»»

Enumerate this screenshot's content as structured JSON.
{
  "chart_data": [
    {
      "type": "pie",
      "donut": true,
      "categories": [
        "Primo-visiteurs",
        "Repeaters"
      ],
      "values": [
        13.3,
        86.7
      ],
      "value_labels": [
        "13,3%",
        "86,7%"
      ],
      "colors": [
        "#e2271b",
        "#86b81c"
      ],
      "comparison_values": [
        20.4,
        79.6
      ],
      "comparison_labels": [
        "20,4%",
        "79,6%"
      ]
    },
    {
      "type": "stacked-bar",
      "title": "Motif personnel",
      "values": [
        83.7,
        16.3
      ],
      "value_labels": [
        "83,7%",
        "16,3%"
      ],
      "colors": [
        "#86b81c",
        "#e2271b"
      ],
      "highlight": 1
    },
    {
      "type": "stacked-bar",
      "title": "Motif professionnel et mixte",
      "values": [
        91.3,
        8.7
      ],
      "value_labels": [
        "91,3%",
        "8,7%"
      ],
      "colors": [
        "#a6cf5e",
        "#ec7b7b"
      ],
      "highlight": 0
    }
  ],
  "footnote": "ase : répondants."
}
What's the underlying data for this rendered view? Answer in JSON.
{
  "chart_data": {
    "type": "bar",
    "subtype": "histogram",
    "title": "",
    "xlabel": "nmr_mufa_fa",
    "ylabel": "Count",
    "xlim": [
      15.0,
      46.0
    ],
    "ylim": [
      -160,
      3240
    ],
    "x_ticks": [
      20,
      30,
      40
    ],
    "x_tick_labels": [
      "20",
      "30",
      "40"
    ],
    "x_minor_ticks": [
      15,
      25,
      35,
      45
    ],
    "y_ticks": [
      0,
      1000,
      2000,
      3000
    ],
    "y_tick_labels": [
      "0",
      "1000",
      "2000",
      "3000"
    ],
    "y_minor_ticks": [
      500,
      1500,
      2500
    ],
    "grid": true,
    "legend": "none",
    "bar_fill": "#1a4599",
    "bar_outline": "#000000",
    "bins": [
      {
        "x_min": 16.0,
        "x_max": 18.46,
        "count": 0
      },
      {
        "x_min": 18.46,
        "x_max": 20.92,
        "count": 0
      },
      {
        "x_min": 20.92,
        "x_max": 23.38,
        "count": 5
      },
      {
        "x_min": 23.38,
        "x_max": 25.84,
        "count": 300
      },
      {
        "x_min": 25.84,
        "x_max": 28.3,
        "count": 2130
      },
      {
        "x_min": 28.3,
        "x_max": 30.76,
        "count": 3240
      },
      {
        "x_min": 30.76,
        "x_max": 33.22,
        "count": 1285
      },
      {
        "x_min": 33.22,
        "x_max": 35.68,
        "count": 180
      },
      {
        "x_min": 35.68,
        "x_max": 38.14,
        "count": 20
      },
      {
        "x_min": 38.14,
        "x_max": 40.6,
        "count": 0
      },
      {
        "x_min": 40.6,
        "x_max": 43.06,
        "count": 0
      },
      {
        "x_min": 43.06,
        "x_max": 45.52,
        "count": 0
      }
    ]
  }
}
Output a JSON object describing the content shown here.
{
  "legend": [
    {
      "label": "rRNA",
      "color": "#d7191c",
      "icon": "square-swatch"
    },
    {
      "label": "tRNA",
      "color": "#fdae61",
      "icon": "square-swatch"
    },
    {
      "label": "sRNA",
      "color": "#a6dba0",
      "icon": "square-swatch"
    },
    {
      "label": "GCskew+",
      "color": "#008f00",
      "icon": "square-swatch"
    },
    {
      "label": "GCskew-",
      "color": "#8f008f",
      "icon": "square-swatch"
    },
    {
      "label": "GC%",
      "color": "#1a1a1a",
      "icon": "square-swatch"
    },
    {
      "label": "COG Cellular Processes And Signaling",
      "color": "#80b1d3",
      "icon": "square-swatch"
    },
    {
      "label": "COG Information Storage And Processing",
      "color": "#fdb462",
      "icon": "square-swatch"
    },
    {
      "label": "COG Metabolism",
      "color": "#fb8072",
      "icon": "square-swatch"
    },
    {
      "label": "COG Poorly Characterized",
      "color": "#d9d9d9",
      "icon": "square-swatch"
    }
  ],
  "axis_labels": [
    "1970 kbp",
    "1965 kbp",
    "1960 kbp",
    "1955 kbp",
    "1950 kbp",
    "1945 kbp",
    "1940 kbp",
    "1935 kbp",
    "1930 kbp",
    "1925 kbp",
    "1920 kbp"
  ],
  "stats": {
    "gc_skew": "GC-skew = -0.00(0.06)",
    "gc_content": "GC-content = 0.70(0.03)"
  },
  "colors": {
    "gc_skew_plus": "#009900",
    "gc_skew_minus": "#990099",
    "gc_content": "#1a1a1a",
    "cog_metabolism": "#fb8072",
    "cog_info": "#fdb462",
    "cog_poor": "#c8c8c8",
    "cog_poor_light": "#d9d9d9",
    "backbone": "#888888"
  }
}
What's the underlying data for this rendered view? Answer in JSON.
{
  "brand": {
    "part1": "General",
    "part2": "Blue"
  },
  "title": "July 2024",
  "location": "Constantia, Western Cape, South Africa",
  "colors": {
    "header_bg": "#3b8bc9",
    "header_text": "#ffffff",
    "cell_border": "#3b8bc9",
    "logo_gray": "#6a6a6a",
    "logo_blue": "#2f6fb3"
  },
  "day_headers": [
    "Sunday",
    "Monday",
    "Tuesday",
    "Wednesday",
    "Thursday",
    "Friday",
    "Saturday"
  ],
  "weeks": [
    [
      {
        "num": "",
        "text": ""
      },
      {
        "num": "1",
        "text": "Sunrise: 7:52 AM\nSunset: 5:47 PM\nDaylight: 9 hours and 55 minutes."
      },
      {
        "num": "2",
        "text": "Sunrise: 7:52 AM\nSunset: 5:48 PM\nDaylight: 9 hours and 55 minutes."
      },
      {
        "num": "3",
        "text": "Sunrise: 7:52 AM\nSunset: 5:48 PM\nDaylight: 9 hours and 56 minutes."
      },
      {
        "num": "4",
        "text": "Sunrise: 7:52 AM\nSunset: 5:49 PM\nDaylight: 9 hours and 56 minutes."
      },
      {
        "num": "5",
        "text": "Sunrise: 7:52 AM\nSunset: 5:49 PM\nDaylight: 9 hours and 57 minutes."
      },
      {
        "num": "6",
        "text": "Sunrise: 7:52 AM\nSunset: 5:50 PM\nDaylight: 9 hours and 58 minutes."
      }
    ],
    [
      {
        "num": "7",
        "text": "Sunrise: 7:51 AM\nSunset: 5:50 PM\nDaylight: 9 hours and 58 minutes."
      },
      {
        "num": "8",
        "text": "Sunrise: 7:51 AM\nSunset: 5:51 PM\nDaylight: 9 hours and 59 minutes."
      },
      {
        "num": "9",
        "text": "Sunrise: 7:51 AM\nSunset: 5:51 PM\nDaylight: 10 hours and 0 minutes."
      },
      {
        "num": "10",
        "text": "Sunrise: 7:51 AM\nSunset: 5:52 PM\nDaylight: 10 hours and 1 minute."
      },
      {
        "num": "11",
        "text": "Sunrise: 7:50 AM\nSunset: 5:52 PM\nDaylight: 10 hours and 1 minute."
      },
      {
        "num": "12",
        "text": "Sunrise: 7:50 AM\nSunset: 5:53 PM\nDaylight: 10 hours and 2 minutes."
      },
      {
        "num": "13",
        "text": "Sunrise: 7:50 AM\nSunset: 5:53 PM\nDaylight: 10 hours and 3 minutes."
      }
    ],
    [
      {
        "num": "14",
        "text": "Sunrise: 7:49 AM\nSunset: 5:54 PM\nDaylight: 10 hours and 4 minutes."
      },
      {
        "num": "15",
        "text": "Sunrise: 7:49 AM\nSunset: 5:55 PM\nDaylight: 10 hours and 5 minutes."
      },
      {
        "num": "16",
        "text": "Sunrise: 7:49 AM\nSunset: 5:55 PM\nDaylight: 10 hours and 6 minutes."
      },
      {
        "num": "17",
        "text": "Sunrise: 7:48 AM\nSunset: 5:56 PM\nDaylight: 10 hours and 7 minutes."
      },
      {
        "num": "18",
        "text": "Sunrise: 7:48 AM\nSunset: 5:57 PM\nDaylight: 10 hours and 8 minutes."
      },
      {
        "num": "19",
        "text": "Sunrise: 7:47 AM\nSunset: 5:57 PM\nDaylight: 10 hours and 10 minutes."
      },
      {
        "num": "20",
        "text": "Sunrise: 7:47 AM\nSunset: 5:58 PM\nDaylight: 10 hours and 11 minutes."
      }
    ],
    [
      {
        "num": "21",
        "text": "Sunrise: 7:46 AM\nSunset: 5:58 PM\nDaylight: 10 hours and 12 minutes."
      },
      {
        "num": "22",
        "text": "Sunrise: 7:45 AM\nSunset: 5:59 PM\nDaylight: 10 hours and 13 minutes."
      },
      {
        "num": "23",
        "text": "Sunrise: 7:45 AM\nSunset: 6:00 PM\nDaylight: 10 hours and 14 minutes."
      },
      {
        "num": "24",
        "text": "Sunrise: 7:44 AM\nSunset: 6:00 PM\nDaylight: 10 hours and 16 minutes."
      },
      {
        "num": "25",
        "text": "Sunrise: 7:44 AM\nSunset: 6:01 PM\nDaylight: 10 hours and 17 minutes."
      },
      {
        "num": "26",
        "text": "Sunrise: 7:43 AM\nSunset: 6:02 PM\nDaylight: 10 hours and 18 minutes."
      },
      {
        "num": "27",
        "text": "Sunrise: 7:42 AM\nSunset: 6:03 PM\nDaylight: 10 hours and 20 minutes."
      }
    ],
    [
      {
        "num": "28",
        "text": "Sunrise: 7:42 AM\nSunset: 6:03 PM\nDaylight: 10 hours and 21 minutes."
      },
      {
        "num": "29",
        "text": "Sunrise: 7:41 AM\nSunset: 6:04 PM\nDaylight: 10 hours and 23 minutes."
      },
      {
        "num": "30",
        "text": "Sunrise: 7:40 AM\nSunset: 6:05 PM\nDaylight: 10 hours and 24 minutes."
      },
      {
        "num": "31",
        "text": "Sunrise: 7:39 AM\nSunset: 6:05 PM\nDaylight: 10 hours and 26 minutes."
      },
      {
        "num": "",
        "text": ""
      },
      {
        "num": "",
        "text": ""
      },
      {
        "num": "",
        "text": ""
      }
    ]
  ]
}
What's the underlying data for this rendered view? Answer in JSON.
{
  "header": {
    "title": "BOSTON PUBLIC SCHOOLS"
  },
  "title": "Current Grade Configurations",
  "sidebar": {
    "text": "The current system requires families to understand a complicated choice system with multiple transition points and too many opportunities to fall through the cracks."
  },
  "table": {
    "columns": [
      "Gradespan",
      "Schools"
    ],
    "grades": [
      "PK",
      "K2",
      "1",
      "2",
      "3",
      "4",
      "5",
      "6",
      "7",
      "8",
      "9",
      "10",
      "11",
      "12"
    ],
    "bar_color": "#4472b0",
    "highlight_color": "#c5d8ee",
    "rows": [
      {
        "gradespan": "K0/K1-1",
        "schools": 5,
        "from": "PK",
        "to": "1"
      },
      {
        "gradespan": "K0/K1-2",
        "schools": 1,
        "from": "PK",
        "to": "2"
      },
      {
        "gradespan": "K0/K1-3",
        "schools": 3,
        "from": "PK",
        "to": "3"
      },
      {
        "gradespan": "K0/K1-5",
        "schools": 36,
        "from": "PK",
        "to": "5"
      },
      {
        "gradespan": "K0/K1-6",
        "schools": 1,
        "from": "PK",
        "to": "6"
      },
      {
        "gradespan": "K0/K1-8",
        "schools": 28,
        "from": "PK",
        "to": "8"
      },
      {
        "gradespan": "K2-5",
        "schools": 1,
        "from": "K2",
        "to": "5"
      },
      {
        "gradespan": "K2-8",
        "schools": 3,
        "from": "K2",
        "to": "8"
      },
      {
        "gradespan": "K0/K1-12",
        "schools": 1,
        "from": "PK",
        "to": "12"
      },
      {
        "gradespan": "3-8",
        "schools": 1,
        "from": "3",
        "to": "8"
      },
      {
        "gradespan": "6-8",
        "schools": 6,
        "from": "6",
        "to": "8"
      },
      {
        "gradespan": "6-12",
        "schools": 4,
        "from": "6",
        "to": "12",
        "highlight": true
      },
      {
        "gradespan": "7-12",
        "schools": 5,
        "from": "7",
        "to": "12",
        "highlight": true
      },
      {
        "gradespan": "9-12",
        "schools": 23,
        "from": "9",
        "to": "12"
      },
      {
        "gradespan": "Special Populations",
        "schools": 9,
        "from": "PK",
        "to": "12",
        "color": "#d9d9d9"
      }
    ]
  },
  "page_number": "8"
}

««

REQUIREMENT:
In the lines above, find each one with "title" and list it.

SOLUTION:
      "title": "Motif personnel",
      "title": "Motif professionnel et mixte",
    "title": "",
  "title": "July 2024",
    "title": "BOSTON PUBLIC SCHOOLS"
  "title": "Current Grade Configurations",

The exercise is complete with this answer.